YOUR GOAL
Restate the entire listing word for word.
═══ MATERIAL FOR THE TASK ═══
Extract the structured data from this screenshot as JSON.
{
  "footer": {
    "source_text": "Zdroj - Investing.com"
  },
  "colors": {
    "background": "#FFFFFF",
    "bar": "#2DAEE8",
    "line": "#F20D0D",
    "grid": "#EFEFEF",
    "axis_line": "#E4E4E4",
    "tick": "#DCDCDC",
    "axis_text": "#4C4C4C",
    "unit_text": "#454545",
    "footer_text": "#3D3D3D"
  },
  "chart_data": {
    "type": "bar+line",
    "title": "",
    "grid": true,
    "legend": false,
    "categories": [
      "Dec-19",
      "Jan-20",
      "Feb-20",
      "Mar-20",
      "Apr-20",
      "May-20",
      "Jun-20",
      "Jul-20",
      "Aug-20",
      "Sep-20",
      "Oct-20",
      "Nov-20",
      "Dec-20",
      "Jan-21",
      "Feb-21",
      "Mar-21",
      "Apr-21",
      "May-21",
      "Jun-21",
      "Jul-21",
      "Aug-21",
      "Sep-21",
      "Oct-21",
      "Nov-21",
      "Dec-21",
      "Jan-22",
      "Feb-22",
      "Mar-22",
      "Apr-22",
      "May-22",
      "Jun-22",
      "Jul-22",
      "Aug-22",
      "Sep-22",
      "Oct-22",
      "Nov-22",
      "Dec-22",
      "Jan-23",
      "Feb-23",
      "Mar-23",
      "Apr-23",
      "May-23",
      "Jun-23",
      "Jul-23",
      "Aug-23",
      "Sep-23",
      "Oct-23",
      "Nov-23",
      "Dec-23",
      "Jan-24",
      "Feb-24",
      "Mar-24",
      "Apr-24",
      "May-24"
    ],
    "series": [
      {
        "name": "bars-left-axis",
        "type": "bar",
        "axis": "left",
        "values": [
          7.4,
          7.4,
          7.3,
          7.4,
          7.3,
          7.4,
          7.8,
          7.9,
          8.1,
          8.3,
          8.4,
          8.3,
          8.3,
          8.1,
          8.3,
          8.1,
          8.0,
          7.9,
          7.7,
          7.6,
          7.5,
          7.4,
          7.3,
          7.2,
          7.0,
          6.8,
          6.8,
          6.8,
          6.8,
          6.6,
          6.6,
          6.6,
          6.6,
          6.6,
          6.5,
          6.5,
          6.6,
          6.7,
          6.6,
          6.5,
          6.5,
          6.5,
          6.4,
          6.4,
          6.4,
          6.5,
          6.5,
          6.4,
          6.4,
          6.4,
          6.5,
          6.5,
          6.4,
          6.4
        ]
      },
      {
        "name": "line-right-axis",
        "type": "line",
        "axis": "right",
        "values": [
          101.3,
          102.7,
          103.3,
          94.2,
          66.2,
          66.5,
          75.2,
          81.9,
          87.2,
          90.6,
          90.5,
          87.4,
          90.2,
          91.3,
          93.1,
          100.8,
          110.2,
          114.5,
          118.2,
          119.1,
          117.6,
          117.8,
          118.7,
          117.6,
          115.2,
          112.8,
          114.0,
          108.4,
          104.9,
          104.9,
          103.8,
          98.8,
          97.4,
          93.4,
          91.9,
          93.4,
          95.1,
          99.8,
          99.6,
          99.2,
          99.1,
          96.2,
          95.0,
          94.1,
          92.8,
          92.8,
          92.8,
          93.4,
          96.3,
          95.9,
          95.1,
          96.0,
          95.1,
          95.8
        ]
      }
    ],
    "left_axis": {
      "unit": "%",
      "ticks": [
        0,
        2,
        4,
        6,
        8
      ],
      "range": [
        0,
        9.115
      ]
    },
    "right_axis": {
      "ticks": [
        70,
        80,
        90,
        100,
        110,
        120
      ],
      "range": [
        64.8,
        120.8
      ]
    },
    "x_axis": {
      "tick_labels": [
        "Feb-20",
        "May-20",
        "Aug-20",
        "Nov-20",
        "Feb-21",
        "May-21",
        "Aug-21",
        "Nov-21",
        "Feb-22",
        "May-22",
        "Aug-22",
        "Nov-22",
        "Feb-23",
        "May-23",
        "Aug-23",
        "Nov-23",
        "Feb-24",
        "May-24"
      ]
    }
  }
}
═══
TASK SOLUTION
Extract the structured data from this screenshot as JSON.
{
  "footer": {
    "source_text": "Zdroj - Investing.com"
  },
  "colors": {
    "background": "#FFFFFF",
    "bar": "#2DAEE8",
    "line": "#F20D0D",
    "grid": "#EFEFEF",
    "axis_line": "#E4E4E4",
    "tick": "#DCDCDC",
    "axis_text": "#4C4C4C",
    "unit_text": "#454545",
    "footer_text": "#3D3D3D"
  },
  "chart_data": {
    "type": "bar+line",
    "title": "",
    "grid": true,
    "legend": false,
    "categories": [
      "Dec-19",
      "Jan-20",
      "Feb-20",
      "Mar-20",
      "Apr-20",
      "May-20",
      "Jun-20",
      "Jul-20",
      "Aug-20",
      "Sep-20",
      "Oct-20",
      "Nov-20",
      "Dec-20",
      "Jan-21",
      "Feb-21",
      "Mar-21",
      "Apr-21",
      "May-21",
      "Jun-21",
      "Jul-21",
      "Aug-21",
      "Sep-21",
      "Oct-21",
      "Nov-21",
      "Dec-21",
      "Jan-22",
      "Feb-22",
      "Mar-22",
      "Apr-22",
      "May-22",
      "Jun-22",
      "Jul-22",
      "Aug-22",
      "Sep-22",
      "Oct-22",
      "Nov-22",
      "Dec-22",
      "Jan-23",
      "Feb-23",
      "Mar-23",
      "Apr-23",
      "May-23",
      "Jun-23",
      "Jul-23",
      "Aug-23",
      "Sep-23",
      "Oct-23",
      "Nov-23",
      "Dec-23",
      "Jan-24",
      "Feb-24",
      "Mar-24",
      "Apr-24",
      "May-24"
    ],
    "series": [
      {
        "name": "bars-left-axis",
        "type": "bar",
        "axis": "left",
        "values": [
          7.4,
          7.4,
          7.3,
          7.4,
          7.3,
          7.4,
          7.8,
          7.9,
          8.1,
          8.3,
          8.4,
          8.3,
          8.3,
          8.1,
          8.3,
          8.1,
          8.0,
          7.9,
          7.7,
          7.6,
          7.5,
          7.4,
          7.3,
          7.2,
          7.0,
          6.8,
          6.8,
          6.8,
          6.8,
          6.6,
          6.6,
          6.6,
          6.6,
          6.6,
          6.5,
          6.5,
          6.6,
          6.7,
          6.6,
          6.5,
          6.5,
          6.5,
          6.4,
          6.4,
          6.4,
          6.5,
          6.5,
          6.4,
          6.4,
          6.4,
          6.5,
          6.5,
          6.4,
          6.4
        ]
      },
      {
        "name": "line-right-axis",
        "type": "line",
        "axis": "right",
        "values": [
          101.3,
          102.7,
          103.3,
          94.2,
          66.2,
          66.5,
          75.2,
          81.9,
          87.2,
          90.6,
          90.5,
          87.4,
          90.2,
          91.3,
          93.1,
          100.8,
          110.2,
          114.5,
          118.2,
          119.1,
          117.6,
          117.8,
          118.7,
          117.6,
          115.2,
          112.8,
          114.0,
          108.4,
          104.9,
          104.9,
          103.8,
          98.8,
          97.4,
          93.4,
          91.9,
          93.4,
          95.1,
          99.8,
          99.6,
          99.2,
          99.1,
          96.2,
          95.0,
          94.1,
          92.8,
          92.8,
          92.8,
          93.4,
          96.3,
          95.9,
          95.1,
          96.0,
          95.1,
          95.8
        ]
      }
    ],
    "left_axis": {
      "unit": "%",
      "ticks": [
        0,
        2,
        4,
        6,
        8
      ],
      "range": [
        0,
        9.115
      ]
    },
    "right_axis": {
      "ticks": [
        70,
        80,
        90,
        100,
        110,
        120
      ],
      "range": [
        64.8,
        120.8
      ]
    },
    "x_axis": {
      "tick_labels": [
        "Feb-20",
        "May-20",
        "Aug-20",
        "Nov-20",
        "Feb-21",
        "May-21",
        "Aug-21",
        "Nov-21",
        "Feb-22",
        "May-22",
        "Aug-22",
        "Nov-22",
        "Feb-23",
        "May-23",
        "Aug-23",
        "Nov-23",
        "Feb-24",
        "May-24"
      ]
    }
  }
}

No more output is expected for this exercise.